Job. The data below must be copied in full and without any change.

Data lines.

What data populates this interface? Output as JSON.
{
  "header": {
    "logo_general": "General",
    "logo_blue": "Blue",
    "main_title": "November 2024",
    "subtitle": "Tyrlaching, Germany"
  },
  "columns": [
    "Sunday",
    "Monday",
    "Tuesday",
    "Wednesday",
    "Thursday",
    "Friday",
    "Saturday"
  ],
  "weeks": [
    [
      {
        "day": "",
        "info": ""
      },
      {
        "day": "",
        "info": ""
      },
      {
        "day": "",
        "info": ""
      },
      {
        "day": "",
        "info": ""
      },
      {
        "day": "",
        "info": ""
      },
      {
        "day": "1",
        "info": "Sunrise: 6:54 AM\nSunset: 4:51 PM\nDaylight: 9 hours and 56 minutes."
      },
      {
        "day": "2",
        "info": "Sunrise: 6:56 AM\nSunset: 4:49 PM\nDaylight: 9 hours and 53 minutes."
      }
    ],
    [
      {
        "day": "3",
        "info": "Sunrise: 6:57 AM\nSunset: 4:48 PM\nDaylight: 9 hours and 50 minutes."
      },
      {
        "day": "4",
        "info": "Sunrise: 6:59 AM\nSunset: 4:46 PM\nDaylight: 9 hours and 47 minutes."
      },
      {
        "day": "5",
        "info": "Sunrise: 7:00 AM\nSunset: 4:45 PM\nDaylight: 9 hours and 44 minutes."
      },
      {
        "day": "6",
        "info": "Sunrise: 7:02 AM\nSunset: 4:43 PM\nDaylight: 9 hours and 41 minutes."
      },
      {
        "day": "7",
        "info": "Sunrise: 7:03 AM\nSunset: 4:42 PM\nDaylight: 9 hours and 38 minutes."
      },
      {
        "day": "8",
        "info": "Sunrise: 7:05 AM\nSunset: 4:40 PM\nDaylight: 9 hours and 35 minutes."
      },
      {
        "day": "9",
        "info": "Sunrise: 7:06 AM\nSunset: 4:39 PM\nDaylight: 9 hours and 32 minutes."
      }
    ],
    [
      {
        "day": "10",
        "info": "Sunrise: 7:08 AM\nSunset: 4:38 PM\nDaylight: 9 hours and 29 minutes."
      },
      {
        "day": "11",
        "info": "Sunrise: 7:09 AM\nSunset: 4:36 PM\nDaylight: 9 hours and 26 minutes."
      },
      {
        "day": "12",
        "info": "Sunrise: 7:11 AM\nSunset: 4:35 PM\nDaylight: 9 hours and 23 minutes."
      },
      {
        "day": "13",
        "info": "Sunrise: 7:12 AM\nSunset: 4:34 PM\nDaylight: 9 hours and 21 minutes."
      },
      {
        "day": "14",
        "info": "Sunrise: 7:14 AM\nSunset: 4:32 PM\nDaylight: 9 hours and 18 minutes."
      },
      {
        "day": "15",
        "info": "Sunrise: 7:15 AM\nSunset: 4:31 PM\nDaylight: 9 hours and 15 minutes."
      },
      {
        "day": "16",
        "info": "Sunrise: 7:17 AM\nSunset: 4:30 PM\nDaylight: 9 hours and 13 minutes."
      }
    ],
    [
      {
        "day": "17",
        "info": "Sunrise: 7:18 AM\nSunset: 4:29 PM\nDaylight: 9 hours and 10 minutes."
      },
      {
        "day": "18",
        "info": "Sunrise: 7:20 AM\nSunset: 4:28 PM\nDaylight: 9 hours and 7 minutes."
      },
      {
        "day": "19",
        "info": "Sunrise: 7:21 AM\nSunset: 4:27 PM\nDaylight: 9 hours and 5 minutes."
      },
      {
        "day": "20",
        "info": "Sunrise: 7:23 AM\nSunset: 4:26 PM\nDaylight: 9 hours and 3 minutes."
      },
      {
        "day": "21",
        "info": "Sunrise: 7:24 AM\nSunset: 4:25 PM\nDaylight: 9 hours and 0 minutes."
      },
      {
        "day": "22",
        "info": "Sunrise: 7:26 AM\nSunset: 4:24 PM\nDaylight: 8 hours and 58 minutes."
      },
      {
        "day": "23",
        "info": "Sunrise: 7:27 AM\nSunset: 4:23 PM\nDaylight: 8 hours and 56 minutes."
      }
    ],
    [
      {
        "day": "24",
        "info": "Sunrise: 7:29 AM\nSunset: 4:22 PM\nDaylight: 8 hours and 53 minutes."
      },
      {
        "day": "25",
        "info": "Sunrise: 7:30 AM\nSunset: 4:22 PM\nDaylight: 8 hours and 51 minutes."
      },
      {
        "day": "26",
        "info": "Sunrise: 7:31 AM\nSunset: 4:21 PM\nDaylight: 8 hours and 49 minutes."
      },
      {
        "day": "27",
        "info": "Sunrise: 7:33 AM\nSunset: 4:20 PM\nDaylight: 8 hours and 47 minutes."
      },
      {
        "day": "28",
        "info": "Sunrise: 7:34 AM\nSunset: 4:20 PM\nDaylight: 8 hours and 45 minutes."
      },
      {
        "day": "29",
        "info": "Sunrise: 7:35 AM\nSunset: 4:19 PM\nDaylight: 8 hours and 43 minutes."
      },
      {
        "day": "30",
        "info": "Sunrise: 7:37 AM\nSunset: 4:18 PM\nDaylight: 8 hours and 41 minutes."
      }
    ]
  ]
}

Task answer.
What data populates this interface? Output as JSON.
{
  "header": {
    "logo_general": "General",
    "logo_blue": "Blue",
    "main_title": "November 2024",
    "subtitle": "Tyrlaching, Germany"
  },
  "columns": [
    "Sunday",
    "Monday",
    "Tuesday",
    "Wednesday",
    "Thursday",
    "Friday",
    "Saturday"
  ],
  "weeks": [
    [
      {
        "day": "",
        "info": ""
      },
      {
        "day": "",
        "info": ""
      },
      {
        "day": "",
        "info": ""
      },
      {
        "day": "",
        "info": ""
      },
      {
        "day": "",
        "info": ""
      },
      {
        "day": "1",
        "info": "Sunrise: 6:54 AM\nSunset: 4:51 PM\nDaylight: 9 hours and 56 minutes."
      },
      {
        "day": "2",
        "info": "Sunrise: 6:56 AM\nSunset: 4:49 PM\nDaylight: 9 hours and 53 minutes."
      }
    ],
    [
      {
        "day": "3",
        "info": "Sunrise: 6:57 AM\nSunset: 4:48 PM\nDaylight: 9 hours and 50 minutes."
      },
      {
        "day": "4",
        "info": "Sunrise: 6:59 AM\nSunset: 4:46 PM\nDaylight: 9 hours and 47 minutes."
      },
      {
        "day": "5",
        "info": "Sunrise: 7:00 AM\nSunset: 4:45 PM\nDaylight: 9 hours and 44 minutes."
      },
      {
        "day": "6",
        "info": "Sunrise: 7:02 AM\nSunset: 4:43 PM\nDaylight: 9 hours and 41 minutes."
      },
      {
        "day": "7",
        "info": "Sunrise: 7:03 AM\nSunset: 4:42 PM\nDaylight: 9 hours and 38 minutes."
      },
      {
        "day": "8",
        "info": "Sunrise: 7:05 AM\nSunset: 4:40 PM\nDaylight: 9 hours and 35 minutes."
      },
      {
        "day": "9",
        "info": "Sunrise: 7:06 AM\nSunset: 4:39 PM\nDaylight: 9 hours and 32 minutes."
      }
    ],
    [
      {
        "day": "10",
        "info": "Sunrise: 7:08 AM\nSunset: 4:38 PM\nDaylight: 9 hours and 29 minutes."
      },
      {
        "day": "11",
        "info": "Sunrise: 7:09 AM\nSunset: 4:36 PM\nDaylight: 9 hours and 26 minutes."
      },
      {
        "day": "12",
        "info": "Sunrise: 7:11 AM\nSunset: 4:35 PM\nDaylight: 9 hours and 23 minutes."
      },
      {
        "day": "13",
        "info": "Sunrise: 7:12 AM\nSunset: 4:34 PM\nDaylight: 9 hours and 21 minutes."
      },
      {
        "day": "14",
        "info": "Sunrise: 7:14 AM\nSunset: 4:32 PM\nDaylight: 9 hours and 18 minutes."
      },
      {
        "day": "15",
        "info": "Sunrise: 7:15 AM\nSunset: 4:31 PM\nDaylight: 9 hours and 15 minutes."
      },
      {
        "day": "16",
        "info": "Sunrise: 7:17 AM\nSunset: 4:30 PM\nDaylight: 9 hours and 13 minutes."
      }
    ],
    [
      {
        "day": "17",
        "info": "Sunrise: 7:18 AM\nSunset: 4:29 PM\nDaylight: 9 hours and 10 minutes."
      },
      {
        "day": "18",
        "info": "Sunrise: 7:20 AM\nSunset: 4:28 PM\nDaylight: 9 hours and 7 minutes."
      },
      {
        "day": "19",
        "info": "Sunrise: 7:21 AM\nSunset: 4:27 PM\nDaylight: 9 hours and 5 minutes."
      },
      {
        "day": "20",
        "info": "Sunrise: 7:23 AM\nSunset: 4:26 PM\nDaylight: 9 hours and 3 minutes."
      },
      {
        "day": "21",
        "info": "Sunrise: 7:24 AM\nSunset: 4:25 PM\nDaylight: 9 hours and 0 minutes."
      },
      {
        "day": "22",
        "info": "Sunrise: 7:26 AM\nSunset: 4:24 PM\nDaylight: 8 hours and 58 minutes."
      },
      {
        "day": "23",
        "info": "Sunrise: 7:27 AM\nSunset: 4:23 PM\nDaylight: 8 hours and 56 minutes."
      }
    ],
    [
      {
        "day": "24",
        "info": "Sunrise: 7:29 AM\nSunset: 4:22 PM\nDaylight: 8 hours and 53 minutes."
      },
      {
        "day": "25",
        "info": "Sunrise: 7:30 AM\nSunset: 4:22 PM\nDaylight: 8 hours and 51 minutes."
      },
      {
        "day": "26",
        "info": "Sunrise: 7:31 AM\nSunset: 4:21 PM\nDaylight: 8 hours and 49 minutes."
      },
      {
        "day": "27",
        "info": "Sunrise: 7:33 AM\nSunset: 4:20 PM\nDaylight: 8 hours and 47 minutes."
      },
      {
        "day": "28",
        "info": "Sunrise: 7:34 AM\nSunset: 4:20 PM\nDaylight: 8 hours and 45 minutes."
      },
      {
        "day": "29",
        "info": "Sunrise: 7:35 AM\nSunset: 4:19 PM\nDaylight: 8 hours and 43 minutes."
      },
      {
        "day": "30",
        "info": "Sunrise: 7:37 AM\nSunset: 4:18 PM\nDaylight: 8 hours and 41 minutes."
      }
    ]
  ]
}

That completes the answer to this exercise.